[Start Records provided]

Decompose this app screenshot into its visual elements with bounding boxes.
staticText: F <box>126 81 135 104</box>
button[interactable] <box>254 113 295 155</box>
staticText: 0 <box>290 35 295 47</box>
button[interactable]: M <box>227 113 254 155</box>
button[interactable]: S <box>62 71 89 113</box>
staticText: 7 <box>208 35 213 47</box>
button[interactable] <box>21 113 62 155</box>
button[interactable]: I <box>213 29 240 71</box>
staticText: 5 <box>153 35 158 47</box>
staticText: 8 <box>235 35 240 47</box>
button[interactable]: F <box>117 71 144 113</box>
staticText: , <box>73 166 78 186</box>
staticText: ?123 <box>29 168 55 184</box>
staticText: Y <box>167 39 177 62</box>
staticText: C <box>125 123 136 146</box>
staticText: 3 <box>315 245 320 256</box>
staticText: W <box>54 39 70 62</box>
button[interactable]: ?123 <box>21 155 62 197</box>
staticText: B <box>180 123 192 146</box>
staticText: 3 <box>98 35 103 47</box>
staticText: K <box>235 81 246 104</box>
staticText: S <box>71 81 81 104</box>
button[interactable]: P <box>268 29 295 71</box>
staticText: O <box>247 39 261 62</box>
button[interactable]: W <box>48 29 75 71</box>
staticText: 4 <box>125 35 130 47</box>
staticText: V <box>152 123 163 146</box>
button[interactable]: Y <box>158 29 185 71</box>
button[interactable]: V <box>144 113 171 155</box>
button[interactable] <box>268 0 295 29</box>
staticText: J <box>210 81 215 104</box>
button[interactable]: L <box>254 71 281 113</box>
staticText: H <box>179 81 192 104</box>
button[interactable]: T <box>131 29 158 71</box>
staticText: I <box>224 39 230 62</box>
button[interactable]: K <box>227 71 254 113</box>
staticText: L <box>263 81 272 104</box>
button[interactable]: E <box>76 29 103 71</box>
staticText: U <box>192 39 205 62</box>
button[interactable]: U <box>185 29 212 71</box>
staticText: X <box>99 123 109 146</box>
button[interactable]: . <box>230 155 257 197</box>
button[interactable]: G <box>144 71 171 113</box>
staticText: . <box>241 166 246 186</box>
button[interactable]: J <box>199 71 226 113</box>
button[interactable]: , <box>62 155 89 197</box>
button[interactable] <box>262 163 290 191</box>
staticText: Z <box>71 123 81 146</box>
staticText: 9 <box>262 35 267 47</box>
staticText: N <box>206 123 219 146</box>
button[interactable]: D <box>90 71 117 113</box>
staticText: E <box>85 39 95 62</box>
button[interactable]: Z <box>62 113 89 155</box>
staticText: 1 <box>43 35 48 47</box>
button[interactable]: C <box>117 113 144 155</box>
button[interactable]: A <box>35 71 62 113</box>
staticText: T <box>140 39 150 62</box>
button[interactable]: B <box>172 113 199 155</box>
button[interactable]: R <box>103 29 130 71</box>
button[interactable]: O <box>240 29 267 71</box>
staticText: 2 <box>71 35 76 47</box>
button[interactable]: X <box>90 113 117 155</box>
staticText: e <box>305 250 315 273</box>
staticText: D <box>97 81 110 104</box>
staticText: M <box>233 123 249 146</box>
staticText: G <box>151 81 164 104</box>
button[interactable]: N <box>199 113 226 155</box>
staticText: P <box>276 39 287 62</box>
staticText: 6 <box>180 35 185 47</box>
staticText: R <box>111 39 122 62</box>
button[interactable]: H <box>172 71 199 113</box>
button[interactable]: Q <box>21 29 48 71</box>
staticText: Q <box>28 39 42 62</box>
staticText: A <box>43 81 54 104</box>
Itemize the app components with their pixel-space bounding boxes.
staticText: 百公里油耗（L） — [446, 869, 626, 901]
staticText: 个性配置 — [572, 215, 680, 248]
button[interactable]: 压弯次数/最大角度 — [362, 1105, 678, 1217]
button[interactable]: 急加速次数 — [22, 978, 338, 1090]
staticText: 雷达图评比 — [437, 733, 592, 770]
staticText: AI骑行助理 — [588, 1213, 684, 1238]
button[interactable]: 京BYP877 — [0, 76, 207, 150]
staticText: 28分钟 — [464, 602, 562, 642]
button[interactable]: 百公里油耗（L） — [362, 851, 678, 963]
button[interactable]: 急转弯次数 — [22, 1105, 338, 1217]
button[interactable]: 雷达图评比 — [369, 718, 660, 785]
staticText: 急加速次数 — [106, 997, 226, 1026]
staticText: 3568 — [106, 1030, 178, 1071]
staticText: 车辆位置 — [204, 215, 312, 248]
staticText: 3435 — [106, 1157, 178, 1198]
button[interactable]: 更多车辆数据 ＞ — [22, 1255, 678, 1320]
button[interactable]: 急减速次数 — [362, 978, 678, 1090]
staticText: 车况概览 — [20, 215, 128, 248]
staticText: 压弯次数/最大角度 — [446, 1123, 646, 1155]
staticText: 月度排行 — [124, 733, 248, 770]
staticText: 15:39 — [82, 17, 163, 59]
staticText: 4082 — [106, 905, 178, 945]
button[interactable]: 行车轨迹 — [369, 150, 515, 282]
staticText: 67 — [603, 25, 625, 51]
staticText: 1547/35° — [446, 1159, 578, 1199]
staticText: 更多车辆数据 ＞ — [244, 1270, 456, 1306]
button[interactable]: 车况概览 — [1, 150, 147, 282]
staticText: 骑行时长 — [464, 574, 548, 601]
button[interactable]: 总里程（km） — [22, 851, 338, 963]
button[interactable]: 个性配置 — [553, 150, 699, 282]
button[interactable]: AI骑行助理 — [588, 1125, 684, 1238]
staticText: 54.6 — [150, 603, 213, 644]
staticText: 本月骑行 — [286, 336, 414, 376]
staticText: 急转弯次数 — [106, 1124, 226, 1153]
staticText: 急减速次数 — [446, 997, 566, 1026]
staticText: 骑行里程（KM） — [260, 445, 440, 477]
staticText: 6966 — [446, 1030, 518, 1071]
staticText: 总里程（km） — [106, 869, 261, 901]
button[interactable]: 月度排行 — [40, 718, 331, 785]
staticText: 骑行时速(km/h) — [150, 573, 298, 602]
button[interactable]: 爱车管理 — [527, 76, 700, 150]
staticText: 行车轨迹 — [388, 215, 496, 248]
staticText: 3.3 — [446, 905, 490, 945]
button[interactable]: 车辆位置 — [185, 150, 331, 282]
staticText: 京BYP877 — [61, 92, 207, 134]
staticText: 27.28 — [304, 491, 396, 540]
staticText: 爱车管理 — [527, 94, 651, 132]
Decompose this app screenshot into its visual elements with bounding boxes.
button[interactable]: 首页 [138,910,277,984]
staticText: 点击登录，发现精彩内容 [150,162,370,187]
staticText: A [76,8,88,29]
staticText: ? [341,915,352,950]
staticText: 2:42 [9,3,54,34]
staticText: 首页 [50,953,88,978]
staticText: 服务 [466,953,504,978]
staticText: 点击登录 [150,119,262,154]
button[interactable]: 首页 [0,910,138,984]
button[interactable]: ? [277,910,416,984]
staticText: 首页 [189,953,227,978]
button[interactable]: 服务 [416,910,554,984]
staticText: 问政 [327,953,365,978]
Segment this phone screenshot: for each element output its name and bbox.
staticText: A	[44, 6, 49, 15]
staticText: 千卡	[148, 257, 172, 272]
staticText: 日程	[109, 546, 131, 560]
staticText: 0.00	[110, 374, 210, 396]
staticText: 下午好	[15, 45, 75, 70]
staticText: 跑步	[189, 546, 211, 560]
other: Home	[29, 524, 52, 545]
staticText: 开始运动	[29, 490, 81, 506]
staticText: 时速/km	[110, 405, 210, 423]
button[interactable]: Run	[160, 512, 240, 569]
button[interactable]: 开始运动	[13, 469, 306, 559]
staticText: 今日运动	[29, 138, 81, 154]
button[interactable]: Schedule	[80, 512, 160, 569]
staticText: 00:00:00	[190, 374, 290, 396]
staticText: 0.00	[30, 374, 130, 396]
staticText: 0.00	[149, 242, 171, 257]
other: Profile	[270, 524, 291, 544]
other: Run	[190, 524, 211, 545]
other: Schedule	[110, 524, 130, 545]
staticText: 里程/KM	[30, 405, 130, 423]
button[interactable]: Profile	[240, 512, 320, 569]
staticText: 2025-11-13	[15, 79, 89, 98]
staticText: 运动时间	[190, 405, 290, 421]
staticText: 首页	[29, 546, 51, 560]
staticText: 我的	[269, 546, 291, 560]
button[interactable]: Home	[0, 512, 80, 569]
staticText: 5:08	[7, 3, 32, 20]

[End Records provided]

Copy the records from the first line through the line containing "button[interactable] <box>21 113 62 155</box>", substituting "clickable" for every "interactable" and leaving everything else unchanged.

Decompose this app screenshot into its visual elements with bounding boxes.
staticText: F <box>126 81 135 104</box>
button[clickable] <box>254 113 295 155</box>
staticText: 0 <box>290 35 295 47</box>
button[clickable]: M <box>227 113 254 155</box>
button[clickable]: S <box>62 71 89 113</box>
staticText: 7 <box>208 35 213 47</box>
button[clickable] <box>21 113 62 155</box>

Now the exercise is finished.